┌─ Items

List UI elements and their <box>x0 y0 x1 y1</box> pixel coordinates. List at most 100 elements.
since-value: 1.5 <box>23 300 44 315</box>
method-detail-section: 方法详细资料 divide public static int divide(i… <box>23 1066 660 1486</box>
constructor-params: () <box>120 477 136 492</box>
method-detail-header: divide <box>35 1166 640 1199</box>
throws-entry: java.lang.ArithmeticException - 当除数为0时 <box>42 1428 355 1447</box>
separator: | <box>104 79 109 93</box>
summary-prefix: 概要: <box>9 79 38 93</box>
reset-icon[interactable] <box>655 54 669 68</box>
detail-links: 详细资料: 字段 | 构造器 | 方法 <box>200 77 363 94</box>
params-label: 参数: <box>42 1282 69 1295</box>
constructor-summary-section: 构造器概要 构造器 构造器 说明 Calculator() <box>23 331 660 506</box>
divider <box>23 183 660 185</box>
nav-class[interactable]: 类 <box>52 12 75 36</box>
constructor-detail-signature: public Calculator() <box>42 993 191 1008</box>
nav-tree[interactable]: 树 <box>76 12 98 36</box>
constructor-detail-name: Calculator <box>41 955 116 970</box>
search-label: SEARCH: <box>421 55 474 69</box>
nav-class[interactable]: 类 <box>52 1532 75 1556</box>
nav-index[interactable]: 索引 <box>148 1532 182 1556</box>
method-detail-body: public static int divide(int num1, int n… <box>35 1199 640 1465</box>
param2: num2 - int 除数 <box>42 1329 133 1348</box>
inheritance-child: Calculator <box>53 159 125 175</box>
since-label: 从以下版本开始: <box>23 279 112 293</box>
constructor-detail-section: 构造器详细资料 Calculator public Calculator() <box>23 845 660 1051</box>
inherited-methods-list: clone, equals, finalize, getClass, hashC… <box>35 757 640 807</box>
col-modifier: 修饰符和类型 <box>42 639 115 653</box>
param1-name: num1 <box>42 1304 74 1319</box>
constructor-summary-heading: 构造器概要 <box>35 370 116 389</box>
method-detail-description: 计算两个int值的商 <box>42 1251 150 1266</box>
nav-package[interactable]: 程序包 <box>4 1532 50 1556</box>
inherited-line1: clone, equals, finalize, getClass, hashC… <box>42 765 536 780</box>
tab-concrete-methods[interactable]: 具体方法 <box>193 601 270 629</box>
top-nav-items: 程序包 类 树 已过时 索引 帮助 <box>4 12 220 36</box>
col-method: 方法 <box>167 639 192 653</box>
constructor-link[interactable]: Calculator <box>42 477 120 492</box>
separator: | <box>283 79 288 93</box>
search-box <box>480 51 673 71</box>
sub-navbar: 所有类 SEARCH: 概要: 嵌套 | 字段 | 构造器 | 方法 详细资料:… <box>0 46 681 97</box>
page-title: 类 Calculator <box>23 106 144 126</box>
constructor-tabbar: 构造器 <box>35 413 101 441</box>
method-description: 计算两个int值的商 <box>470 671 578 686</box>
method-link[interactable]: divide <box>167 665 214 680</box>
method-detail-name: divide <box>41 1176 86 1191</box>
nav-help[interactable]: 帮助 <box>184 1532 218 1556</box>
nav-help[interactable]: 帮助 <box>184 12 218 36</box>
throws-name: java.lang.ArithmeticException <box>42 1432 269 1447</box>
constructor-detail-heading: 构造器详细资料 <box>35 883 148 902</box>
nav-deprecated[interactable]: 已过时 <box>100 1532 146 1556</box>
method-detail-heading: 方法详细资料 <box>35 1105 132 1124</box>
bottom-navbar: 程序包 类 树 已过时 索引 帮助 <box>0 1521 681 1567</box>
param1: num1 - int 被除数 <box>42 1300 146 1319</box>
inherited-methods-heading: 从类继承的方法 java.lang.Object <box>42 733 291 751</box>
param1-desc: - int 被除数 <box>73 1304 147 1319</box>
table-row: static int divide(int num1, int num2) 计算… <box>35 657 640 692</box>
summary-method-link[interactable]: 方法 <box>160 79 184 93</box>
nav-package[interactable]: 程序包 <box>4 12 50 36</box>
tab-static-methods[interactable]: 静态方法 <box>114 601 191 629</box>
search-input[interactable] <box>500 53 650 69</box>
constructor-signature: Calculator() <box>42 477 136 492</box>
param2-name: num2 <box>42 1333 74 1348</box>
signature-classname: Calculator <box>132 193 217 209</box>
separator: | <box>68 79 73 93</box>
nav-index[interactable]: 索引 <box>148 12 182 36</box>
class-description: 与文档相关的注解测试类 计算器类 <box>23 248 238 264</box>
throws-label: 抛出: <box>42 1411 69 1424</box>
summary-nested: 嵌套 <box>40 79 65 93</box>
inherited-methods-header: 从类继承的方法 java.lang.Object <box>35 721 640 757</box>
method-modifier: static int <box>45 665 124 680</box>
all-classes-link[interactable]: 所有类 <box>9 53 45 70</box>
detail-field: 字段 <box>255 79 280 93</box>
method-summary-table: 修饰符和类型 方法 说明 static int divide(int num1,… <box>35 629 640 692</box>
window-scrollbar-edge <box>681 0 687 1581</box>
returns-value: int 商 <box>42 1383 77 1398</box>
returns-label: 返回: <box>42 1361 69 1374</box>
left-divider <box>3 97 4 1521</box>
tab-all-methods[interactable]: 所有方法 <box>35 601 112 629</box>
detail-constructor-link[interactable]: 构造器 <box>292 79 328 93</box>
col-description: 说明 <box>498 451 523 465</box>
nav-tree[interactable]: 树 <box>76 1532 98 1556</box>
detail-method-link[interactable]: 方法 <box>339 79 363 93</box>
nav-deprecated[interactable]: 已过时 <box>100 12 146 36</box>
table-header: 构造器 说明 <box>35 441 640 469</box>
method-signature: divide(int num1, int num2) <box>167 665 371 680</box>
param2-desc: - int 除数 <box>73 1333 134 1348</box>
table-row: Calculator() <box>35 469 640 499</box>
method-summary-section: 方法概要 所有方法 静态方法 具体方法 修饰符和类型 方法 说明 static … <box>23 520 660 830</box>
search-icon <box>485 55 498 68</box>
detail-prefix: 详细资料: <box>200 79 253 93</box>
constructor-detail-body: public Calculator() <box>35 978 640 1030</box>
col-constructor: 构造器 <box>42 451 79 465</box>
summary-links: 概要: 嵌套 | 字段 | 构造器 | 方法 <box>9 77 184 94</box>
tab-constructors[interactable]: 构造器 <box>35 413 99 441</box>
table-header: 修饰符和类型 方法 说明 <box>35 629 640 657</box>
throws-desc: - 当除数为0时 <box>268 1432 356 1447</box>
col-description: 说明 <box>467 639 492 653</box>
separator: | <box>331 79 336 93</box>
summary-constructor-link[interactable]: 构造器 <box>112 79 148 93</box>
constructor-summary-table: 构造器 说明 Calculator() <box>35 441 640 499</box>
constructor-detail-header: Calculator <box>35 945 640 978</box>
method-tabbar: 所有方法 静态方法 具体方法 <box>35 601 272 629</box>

└─

■ Prompt:
Reproduce every line of the records above verbatim, with no changes.

■ Written answer:
List UI elements and their <box>x0 y0 x1 y1</box> pixel coordinates. List at most 100 elements.
since-value: 1.5 <box>23 300 44 315</box>
method-detail-section: 方法详细资料 divide public static int divide(i… <box>23 1066 660 1486</box>
constructor-params: () <box>120 477 136 492</box>
method-detail-header: divide <box>35 1166 640 1199</box>
throws-entry: java.lang.ArithmeticException - 当除数为0时 <box>42 1428 355 1447</box>
separator: | <box>104 79 109 93</box>
summary-prefix: 概要: <box>9 79 38 93</box>
reset-icon[interactable] <box>655 54 669 68</box>
detail-links: 详细资料: 字段 | 构造器 | 方法 <box>200 77 363 94</box>
params-label: 参数: <box>42 1282 69 1295</box>
constructor-summary-section: 构造器概要 构造器 构造器 说明 Calculator() <box>23 331 660 506</box>
divider <box>23 183 660 185</box>
nav-class[interactable]: 类 <box>52 12 75 36</box>
constructor-detail-signature: public Calculator() <box>42 993 191 1008</box>
nav-tree[interactable]: 树 <box>76 12 98 36</box>
constructor-detail-name: Calculator <box>41 955 116 970</box>
search-label: SEARCH: <box>421 55 474 69</box>
nav-class[interactable]: 类 <box>52 1532 75 1556</box>
nav-index[interactable]: 索引 <box>148 1532 182 1556</box>
method-detail-body: public static int divide(int num1, int n… <box>35 1199 640 1465</box>
param2: num2 - int 除数 <box>42 1329 133 1348</box>
inheritance-child: Calculator <box>53 159 125 175</box>
since-label: 从以下版本开始: <box>23 279 112 293</box>
constructor-detail-section: 构造器详细资料 Calculator public Calculator() <box>23 845 660 1051</box>
inherited-methods-list: clone, equals, finalize, getClass, hashC… <box>35 757 640 807</box>
col-modifier: 修饰符和类型 <box>42 639 115 653</box>
param1-name: num1 <box>42 1304 74 1319</box>
constructor-summary-heading: 构造器概要 <box>35 370 116 389</box>
method-detail-description: 计算两个int值的商 <box>42 1251 150 1266</box>
nav-package[interactable]: 程序包 <box>4 1532 50 1556</box>
inherited-line1: clone, equals, finalize, getClass, hashC… <box>42 765 536 780</box>
tab-concrete-methods[interactable]: 具体方法 <box>193 601 270 629</box>
top-nav-items: 程序包 类 树 已过时 索引 帮助 <box>4 12 220 36</box>
col-method: 方法 <box>167 639 192 653</box>
constructor-link[interactable]: Calculator <box>42 477 120 492</box>
separator: | <box>283 79 288 93</box>
search-box <box>480 51 673 71</box>
sub-navbar: 所有类 SEARCH: 概要: 嵌套 | 字段 | 构造器 | 方法 详细资料:… <box>0 46 681 97</box>
page-title: 类 Calculator <box>23 106 144 126</box>
constructor-tabbar: 构造器 <box>35 413 101 441</box>
method-description: 计算两个int值的商 <box>470 671 578 686</box>
method-link[interactable]: divide <box>167 665 214 680</box>
method-detail-name: divide <box>41 1176 86 1191</box>
nav-help[interactable]: 帮助 <box>184 1532 218 1556</box>
nav-help[interactable]: 帮助 <box>184 12 218 36</box>
throws-name: java.lang.ArithmeticException <box>42 1432 269 1447</box>
constructor-detail-heading: 构造器详细资料 <box>35 883 148 902</box>
nav-deprecated[interactable]: 已过时 <box>100 1532 146 1556</box>
method-detail-heading: 方法详细资料 <box>35 1105 132 1124</box>
bottom-navbar: 程序包 类 树 已过时 索引 帮助 <box>0 1521 681 1567</box>
param1: num1 - int 被除数 <box>42 1300 146 1319</box>
inherited-methods-heading: 从类继承的方法 java.lang.Object <box>42 733 291 751</box>
param1-desc: - int 被除数 <box>73 1304 147 1319</box>
table-row: static int divide(int num1, int num2) 计算… <box>35 657 640 692</box>
summary-method-link[interactable]: 方法 <box>160 79 184 93</box>
nav-package[interactable]: 程序包 <box>4 12 50 36</box>
tab-static-methods[interactable]: 静态方法 <box>114 601 191 629</box>
search-input[interactable] <box>500 53 650 69</box>
constructor-signature: Calculator() <box>42 477 136 492</box>
param2-name: num2 <box>42 1333 74 1348</box>
signature-classname: Calculator <box>132 193 217 209</box>
separator: | <box>68 79 73 93</box>
nav-index[interactable]: 索引 <box>148 12 182 36</box>
class-description: 与文档相关的注解测试类 计算器类 <box>23 248 238 264</box>
throws-label: 抛出: <box>42 1411 69 1424</box>
summary-nested: 嵌套 <box>40 79 65 93</box>
inherited-methods-header: 从类继承的方法 java.lang.Object <box>35 721 640 757</box>
method-modifier: static int <box>45 665 124 680</box>
all-classes-link[interactable]: 所有类 <box>9 53 45 70</box>
detail-field: 字段 <box>255 79 280 93</box>
method-summary-table: 修饰符和类型 方法 说明 static int divide(int num1,… <box>35 629 640 692</box>
window-scrollbar-edge <box>681 0 687 1581</box>
returns-value: int 商 <box>42 1383 77 1398</box>
returns-label: 返回: <box>42 1361 69 1374</box>
left-divider <box>3 97 4 1521</box>
tab-all-methods[interactable]: 所有方法 <box>35 601 112 629</box>
detail-constructor-link[interactable]: 构造器 <box>292 79 328 93</box>
col-description: 说明 <box>498 451 523 465</box>
nav-tree[interactable]: 树 <box>76 1532 98 1556</box>
detail-method-link[interactable]: 方法 <box>339 79 363 93</box>
nav-deprecated[interactable]: 已过时 <box>100 12 146 36</box>
table-header: 构造器 说明 <box>35 441 640 469</box>
method-signature: divide(int num1, int num2) <box>167 665 371 680</box>
param2-desc: - int 除数 <box>73 1333 134 1348</box>
table-row: Calculator() <box>35 469 640 499</box>
method-summary-section: 方法概要 所有方法 静态方法 具体方法 修饰符和类型 方法 说明 static … <box>23 520 660 830</box>
search-icon <box>485 55 498 68</box>
detail-prefix: 详细资料: <box>200 79 253 93</box>
constructor-detail-body: public Calculator() <box>35 978 640 1030</box>
col-constructor: 构造器 <box>42 451 79 465</box>
summary-links: 概要: 嵌套 | 字段 | 构造器 | 方法 <box>9 77 184 94</box>
tab-constructors[interactable]: 构造器 <box>35 413 99 441</box>
table-header: 修饰符和类型 方法 说明 <box>35 629 640 657</box>
throws-desc: - 当除数为0时 <box>268 1432 356 1447</box>
col-description: 说明 <box>467 639 492 653</box>
separator: | <box>331 79 336 93</box>
summary-constructor-link[interactable]: 构造器 <box>112 79 148 93</box>
constructor-summary-table: 构造器 说明 Calculator() <box>35 441 640 499</box>
constructor-detail-header: Calculator <box>35 945 640 978</box>
method-tabbar: 所有方法 静态方法 具体方法 <box>35 601 272 629</box>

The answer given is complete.